Task: Gather up every line that includes the string "title".

Material for this task:
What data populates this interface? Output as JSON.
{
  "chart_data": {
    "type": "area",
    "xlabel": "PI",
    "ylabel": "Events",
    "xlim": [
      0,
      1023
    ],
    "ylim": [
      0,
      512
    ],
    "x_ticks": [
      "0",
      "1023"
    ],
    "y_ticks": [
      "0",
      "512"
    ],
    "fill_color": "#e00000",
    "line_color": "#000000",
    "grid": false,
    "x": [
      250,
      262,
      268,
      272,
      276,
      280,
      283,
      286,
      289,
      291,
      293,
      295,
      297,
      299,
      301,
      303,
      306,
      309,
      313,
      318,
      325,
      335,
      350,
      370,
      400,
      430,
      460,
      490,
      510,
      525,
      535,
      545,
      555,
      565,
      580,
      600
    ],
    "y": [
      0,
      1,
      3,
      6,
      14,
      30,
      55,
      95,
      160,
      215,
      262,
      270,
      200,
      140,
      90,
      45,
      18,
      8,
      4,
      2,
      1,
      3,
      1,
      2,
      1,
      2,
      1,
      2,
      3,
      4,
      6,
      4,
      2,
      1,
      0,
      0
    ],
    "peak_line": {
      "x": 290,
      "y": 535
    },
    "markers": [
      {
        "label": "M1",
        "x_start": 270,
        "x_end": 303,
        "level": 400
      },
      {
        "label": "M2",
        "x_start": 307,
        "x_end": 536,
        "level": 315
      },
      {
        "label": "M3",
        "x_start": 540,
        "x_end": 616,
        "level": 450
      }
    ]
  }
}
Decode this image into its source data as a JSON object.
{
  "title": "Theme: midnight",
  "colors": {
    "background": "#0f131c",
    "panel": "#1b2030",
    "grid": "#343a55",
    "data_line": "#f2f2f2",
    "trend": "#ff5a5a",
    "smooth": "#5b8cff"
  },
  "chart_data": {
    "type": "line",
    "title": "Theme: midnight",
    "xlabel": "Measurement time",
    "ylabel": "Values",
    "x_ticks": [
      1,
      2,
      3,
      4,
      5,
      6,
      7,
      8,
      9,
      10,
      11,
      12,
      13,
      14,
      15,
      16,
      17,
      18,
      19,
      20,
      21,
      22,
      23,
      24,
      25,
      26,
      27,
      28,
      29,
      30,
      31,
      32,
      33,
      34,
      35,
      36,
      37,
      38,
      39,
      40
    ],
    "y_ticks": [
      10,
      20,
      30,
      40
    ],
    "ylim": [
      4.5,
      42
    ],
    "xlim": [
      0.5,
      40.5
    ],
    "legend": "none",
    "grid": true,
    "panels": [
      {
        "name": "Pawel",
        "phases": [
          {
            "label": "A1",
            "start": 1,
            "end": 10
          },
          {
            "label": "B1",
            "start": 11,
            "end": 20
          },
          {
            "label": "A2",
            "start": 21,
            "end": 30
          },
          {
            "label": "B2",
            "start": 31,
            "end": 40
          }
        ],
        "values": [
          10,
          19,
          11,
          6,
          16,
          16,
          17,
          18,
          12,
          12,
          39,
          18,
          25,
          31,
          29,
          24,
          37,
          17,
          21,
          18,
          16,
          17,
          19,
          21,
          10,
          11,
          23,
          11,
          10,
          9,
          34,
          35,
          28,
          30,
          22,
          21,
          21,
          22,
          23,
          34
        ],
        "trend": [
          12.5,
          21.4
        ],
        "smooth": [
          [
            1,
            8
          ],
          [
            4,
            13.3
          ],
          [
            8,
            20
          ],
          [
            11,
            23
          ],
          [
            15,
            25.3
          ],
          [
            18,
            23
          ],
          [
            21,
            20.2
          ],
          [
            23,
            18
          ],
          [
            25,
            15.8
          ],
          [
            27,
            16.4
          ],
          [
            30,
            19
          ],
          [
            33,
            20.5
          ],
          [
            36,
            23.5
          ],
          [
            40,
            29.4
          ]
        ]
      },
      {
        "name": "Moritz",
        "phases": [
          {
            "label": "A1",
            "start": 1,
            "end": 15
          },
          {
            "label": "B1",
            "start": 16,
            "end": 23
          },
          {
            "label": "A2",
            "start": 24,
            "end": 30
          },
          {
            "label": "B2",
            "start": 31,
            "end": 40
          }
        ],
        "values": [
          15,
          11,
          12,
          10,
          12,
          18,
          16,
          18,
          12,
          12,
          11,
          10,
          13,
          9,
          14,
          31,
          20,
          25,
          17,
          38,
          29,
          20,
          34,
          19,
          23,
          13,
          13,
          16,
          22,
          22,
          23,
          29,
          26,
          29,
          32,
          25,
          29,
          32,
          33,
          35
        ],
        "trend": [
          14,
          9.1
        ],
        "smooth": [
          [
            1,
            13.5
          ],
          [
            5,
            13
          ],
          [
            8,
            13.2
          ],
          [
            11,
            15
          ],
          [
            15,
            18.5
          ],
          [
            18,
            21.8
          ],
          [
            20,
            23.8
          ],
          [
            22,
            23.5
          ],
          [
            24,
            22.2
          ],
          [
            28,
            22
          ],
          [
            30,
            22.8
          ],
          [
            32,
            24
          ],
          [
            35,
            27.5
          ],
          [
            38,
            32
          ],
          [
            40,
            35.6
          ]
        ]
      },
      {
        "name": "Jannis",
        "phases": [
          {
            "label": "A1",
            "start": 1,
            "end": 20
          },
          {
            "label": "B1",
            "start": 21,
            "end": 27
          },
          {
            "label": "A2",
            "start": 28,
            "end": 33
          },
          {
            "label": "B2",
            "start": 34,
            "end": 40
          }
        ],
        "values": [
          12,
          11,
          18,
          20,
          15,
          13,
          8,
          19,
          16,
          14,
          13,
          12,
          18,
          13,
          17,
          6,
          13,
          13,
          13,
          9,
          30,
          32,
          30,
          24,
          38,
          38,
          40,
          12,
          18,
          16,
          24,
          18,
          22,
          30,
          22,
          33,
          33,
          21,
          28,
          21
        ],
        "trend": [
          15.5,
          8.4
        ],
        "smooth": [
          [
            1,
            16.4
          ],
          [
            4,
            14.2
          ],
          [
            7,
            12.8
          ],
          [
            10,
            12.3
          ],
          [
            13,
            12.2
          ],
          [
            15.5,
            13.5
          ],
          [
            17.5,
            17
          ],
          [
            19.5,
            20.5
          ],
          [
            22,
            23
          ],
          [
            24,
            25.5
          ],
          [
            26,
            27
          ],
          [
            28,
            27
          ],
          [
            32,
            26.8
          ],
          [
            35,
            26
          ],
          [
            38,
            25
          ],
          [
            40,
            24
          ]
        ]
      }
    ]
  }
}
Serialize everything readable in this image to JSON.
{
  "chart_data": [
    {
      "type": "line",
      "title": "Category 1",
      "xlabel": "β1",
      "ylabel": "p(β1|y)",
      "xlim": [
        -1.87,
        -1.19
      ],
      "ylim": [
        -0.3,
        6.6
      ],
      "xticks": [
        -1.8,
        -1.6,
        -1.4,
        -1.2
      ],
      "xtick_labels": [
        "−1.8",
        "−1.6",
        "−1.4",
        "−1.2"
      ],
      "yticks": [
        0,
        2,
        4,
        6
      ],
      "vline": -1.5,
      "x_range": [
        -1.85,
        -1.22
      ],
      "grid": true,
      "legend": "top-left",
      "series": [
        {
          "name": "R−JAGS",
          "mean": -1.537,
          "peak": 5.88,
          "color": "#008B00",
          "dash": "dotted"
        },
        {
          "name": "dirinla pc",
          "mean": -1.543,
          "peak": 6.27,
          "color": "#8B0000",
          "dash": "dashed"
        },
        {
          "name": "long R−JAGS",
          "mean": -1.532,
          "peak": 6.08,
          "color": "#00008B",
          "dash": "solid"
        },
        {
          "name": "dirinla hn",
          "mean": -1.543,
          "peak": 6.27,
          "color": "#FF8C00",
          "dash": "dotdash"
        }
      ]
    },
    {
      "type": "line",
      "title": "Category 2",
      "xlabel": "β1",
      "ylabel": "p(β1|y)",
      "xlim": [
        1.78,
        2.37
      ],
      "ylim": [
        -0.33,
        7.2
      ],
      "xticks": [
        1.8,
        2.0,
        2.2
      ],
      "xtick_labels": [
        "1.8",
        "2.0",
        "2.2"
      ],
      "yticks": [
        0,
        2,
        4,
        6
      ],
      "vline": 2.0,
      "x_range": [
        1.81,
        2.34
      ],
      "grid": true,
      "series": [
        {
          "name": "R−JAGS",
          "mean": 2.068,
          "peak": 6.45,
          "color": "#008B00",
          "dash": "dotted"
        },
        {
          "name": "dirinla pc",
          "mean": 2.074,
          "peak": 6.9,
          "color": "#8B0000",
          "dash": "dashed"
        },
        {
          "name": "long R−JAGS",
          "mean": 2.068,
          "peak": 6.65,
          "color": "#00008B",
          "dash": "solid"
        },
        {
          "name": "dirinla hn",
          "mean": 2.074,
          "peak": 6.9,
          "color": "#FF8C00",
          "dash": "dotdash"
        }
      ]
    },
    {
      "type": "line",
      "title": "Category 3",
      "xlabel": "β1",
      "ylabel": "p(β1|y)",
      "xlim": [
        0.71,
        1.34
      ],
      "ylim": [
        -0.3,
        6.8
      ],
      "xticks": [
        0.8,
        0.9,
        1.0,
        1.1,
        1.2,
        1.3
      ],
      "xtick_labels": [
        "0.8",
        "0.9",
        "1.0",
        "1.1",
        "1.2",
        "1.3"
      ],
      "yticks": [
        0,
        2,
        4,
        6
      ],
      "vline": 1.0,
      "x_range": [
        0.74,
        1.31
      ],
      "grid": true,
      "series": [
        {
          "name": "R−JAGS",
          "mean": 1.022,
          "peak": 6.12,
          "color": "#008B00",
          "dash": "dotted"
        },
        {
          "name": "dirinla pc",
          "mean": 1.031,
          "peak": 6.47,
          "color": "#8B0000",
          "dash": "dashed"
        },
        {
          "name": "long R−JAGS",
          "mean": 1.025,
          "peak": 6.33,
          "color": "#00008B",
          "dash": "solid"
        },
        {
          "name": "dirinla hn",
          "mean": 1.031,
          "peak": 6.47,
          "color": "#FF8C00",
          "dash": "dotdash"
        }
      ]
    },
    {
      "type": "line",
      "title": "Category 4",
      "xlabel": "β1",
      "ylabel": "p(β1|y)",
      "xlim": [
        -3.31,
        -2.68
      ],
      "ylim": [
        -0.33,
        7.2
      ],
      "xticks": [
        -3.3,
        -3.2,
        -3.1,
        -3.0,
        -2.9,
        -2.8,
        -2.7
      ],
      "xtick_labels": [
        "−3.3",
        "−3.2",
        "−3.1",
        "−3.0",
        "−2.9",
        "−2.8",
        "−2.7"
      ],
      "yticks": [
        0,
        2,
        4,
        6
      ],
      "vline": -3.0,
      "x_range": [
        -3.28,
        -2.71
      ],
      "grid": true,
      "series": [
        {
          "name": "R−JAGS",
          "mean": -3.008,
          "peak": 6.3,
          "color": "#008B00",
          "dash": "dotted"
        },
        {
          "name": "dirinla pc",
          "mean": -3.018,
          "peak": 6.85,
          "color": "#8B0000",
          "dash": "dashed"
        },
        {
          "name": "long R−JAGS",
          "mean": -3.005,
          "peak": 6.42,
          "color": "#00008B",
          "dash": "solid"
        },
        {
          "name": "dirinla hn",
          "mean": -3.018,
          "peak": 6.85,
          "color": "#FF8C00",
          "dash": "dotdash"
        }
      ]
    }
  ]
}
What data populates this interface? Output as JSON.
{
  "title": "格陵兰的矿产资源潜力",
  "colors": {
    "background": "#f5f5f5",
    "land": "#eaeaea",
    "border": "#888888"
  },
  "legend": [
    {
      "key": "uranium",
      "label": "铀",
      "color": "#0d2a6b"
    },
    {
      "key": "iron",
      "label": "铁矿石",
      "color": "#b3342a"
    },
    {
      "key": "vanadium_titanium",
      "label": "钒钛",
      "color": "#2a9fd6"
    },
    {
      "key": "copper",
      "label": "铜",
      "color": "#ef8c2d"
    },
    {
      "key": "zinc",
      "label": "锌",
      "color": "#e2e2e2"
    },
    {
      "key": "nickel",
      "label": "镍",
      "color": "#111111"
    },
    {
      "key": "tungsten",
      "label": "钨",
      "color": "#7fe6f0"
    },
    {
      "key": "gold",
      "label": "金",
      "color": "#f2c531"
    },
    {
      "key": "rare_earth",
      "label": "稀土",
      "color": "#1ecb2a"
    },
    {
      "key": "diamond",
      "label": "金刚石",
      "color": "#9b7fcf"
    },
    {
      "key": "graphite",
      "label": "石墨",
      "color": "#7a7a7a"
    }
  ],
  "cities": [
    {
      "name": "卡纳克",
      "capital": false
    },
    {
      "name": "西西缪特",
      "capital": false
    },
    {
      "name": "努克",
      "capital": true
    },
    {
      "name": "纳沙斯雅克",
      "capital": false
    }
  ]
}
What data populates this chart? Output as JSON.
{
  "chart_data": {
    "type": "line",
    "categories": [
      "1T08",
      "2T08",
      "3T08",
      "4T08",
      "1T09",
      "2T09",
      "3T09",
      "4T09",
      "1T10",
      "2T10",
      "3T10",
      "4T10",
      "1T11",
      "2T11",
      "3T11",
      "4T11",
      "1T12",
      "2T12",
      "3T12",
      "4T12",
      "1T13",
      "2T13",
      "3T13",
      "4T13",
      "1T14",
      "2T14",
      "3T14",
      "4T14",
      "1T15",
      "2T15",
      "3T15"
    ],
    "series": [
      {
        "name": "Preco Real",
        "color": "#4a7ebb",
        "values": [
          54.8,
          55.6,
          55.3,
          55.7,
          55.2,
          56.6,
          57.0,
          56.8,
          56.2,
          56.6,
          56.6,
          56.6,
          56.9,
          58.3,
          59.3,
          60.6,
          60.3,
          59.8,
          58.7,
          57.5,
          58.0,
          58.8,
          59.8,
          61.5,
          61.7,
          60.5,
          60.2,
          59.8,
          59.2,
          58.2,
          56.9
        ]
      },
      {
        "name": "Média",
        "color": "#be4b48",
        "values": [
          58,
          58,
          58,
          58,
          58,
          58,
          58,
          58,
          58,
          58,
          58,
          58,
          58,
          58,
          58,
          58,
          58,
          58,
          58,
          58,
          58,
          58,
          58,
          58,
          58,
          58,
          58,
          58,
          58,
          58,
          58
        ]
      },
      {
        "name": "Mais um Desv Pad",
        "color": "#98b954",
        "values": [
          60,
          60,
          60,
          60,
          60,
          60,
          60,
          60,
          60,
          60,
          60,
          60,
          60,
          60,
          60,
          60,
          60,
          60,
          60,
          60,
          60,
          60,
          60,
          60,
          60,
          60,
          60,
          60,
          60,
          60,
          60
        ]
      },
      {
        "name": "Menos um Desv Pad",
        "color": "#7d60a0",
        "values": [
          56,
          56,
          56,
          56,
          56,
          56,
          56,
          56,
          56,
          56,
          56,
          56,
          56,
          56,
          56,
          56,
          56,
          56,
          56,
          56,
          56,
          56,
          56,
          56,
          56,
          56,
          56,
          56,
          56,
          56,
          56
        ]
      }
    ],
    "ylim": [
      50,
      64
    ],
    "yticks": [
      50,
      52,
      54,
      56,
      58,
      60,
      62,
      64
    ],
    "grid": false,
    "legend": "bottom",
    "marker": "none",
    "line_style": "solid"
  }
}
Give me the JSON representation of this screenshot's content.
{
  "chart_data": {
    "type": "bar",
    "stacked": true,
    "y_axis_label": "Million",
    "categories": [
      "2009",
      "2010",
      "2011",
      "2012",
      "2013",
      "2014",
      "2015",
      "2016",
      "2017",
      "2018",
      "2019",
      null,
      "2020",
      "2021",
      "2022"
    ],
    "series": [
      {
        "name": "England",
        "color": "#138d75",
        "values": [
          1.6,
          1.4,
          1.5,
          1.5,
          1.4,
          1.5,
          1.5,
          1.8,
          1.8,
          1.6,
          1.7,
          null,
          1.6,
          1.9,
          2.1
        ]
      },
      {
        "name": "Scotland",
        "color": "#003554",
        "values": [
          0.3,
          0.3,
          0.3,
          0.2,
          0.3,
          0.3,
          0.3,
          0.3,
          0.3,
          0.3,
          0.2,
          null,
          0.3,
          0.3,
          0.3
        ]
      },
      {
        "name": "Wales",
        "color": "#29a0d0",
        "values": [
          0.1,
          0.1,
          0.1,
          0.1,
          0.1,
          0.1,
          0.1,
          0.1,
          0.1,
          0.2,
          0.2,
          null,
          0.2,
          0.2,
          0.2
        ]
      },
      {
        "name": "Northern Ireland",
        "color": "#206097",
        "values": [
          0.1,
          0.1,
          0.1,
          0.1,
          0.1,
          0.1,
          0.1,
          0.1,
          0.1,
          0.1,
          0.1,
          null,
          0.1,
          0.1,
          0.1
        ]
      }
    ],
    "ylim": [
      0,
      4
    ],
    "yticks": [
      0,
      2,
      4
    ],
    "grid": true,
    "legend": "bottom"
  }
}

Output for this exercise:
  "title": "Theme: midnight",
    "title": "Theme: midnight",
      "title": "Category 1",
      "title": "Category 2",
      "title": "Category 3",
      "title": "Category 4",
  "title": "格陵兰的矿产资源潜力",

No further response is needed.